#### INFORMATION SHOWN ####
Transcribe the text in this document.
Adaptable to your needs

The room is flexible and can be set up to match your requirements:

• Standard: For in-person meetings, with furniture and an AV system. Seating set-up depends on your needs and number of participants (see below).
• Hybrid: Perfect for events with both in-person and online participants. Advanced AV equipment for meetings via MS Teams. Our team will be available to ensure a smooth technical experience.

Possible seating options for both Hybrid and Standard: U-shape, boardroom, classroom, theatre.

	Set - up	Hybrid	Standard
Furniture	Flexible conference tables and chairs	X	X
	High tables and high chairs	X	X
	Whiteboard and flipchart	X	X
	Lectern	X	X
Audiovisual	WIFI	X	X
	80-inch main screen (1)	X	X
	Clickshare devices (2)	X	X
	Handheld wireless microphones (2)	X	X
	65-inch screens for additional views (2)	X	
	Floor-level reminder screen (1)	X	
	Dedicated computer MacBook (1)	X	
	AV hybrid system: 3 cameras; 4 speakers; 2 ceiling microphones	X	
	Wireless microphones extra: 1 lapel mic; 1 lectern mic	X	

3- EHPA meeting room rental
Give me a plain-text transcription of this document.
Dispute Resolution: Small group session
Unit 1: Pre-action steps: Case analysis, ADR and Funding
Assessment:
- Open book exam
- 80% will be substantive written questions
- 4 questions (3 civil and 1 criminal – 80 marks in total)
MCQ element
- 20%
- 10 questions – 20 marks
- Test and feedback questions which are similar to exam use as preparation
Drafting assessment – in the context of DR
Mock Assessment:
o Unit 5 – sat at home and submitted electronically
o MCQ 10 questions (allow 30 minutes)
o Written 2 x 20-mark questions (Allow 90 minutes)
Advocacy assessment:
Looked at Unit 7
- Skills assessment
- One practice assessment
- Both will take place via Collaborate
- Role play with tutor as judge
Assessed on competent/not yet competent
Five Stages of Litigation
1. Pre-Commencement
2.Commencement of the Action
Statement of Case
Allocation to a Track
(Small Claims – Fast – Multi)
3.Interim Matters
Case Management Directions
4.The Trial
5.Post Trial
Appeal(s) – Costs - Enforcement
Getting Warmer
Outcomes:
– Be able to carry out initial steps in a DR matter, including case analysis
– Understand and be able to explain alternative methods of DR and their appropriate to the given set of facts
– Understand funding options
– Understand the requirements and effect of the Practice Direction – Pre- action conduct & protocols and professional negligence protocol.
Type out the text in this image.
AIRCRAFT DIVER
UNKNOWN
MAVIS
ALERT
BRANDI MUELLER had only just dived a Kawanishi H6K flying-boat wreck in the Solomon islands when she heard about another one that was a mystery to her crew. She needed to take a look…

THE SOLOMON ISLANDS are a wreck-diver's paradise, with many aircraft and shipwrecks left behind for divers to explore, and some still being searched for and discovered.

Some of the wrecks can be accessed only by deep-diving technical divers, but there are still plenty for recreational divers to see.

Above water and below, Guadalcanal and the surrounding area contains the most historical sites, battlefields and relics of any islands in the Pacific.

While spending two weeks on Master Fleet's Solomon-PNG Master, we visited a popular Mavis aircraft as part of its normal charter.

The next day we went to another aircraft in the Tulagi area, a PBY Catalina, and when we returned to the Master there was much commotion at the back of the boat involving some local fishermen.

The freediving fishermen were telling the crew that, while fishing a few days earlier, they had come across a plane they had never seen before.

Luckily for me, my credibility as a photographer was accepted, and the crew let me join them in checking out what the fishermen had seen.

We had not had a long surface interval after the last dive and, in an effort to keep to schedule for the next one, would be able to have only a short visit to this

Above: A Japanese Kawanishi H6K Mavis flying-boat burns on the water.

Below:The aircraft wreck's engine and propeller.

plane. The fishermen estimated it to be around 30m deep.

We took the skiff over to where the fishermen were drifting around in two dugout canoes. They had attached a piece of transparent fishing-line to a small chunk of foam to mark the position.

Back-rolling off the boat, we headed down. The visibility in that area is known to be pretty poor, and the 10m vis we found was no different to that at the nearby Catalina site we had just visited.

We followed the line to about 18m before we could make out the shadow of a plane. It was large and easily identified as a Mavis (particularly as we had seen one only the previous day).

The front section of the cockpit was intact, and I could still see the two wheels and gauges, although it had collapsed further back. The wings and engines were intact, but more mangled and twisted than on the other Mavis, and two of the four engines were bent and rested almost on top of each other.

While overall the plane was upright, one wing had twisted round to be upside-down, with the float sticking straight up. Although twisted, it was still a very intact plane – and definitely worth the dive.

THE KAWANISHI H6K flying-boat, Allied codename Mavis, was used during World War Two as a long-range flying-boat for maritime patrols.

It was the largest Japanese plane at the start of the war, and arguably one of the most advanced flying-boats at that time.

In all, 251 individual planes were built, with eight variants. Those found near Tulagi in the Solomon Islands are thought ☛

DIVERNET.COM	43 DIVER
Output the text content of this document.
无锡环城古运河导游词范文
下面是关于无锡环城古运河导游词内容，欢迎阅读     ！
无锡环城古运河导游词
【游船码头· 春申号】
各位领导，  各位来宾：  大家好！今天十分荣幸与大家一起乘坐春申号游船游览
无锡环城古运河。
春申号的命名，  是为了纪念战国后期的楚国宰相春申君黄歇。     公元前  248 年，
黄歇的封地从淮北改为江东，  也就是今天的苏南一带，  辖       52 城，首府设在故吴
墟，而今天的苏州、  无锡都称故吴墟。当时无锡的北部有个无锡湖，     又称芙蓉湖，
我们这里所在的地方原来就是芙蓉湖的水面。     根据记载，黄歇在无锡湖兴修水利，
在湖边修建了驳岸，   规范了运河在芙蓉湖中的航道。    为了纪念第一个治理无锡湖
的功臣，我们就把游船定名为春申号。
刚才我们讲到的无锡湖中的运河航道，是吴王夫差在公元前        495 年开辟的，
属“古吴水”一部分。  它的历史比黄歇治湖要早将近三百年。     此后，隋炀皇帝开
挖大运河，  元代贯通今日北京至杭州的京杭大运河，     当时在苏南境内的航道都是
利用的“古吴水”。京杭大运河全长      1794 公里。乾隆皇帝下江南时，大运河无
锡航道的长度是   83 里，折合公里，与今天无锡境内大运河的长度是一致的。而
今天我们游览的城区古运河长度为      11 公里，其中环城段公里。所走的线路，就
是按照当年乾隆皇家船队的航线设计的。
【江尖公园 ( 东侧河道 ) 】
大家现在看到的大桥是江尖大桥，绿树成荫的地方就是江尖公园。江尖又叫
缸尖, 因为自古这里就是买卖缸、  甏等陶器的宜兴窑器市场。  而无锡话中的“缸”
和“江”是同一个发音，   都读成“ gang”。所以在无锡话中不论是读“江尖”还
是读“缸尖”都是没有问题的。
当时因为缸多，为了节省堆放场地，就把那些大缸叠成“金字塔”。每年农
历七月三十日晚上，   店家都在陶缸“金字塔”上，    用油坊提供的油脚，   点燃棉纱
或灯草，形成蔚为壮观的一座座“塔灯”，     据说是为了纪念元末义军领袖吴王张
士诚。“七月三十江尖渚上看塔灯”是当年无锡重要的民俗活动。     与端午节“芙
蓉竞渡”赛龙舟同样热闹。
####
_TASK TO CARRY OUT_
Reproduce the records above exactly, starting with the line that contains "Output the text content of this document." and ending with the last line.

_SOLUTION TO THIS PROBLEM_
Output the text content of this document.
无锡环城古运河导游词范文
下面是关于无锡环城古运河导游词内容，欢迎阅读     ！
无锡环城古运河导游词
【游船码头· 春申号】
各位领导，  各位来宾：  大家好！今天十分荣幸与大家一起乘坐春申号游船游览
无锡环城古运河。
春申号的命名，  是为了纪念战国后期的楚国宰相春申君黄歇。     公元前  248 年，
黄歇的封地从淮北改为江东，  也就是今天的苏南一带，  辖       52 城，首府设在故吴
墟，而今天的苏州、  无锡都称故吴墟。当时无锡的北部有个无锡湖，     又称芙蓉湖，
我们这里所在的地方原来就是芙蓉湖的水面。     根据记载，黄歇在无锡湖兴修水利，
在湖边修建了驳岸，   规范了运河在芙蓉湖中的航道。    为了纪念第一个治理无锡湖
的功臣，我们就把游船定名为春申号。
刚才我们讲到的无锡湖中的运河航道，是吴王夫差在公元前        495 年开辟的，
属“古吴水”一部分。  它的历史比黄歇治湖要早将近三百年。     此后，隋炀皇帝开
挖大运河，  元代贯通今日北京至杭州的京杭大运河，     当时在苏南境内的航道都是
利用的“古吴水”。京杭大运河全长      1794 公里。乾隆皇帝下江南时，大运河无
锡航道的长度是   83 里，折合公里，与今天无锡境内大运河的长度是一致的。而
今天我们游览的城区古运河长度为      11 公里，其中环城段公里。所走的线路，就
是按照当年乾隆皇家船队的航线设计的。
【江尖公园 ( 东侧河道 ) 】
大家现在看到的大桥是江尖大桥，绿树成荫的地方就是江尖公园。江尖又叫
缸尖, 因为自古这里就是买卖缸、  甏等陶器的宜兴窑器市场。  而无锡话中的“缸”
和“江”是同一个发音，   都读成“ gang”。所以在无锡话中不论是读“江尖”还
是读“缸尖”都是没有问题的。
当时因为缸多，为了节省堆放场地，就把那些大缸叠成“金字塔”。每年农
历七月三十日晚上，   店家都在陶缸“金字塔”上，    用油坊提供的油脚，   点燃棉纱
或灯草，形成蔚为壮观的一座座“塔灯”，     据说是为了纪念元末义军领袖吴王张
士诚。“七月三十江尖渚上看塔灯”是当年无锡重要的民俗活动。     与端午节“芙
蓉竞渡”赛龙舟同样热闹。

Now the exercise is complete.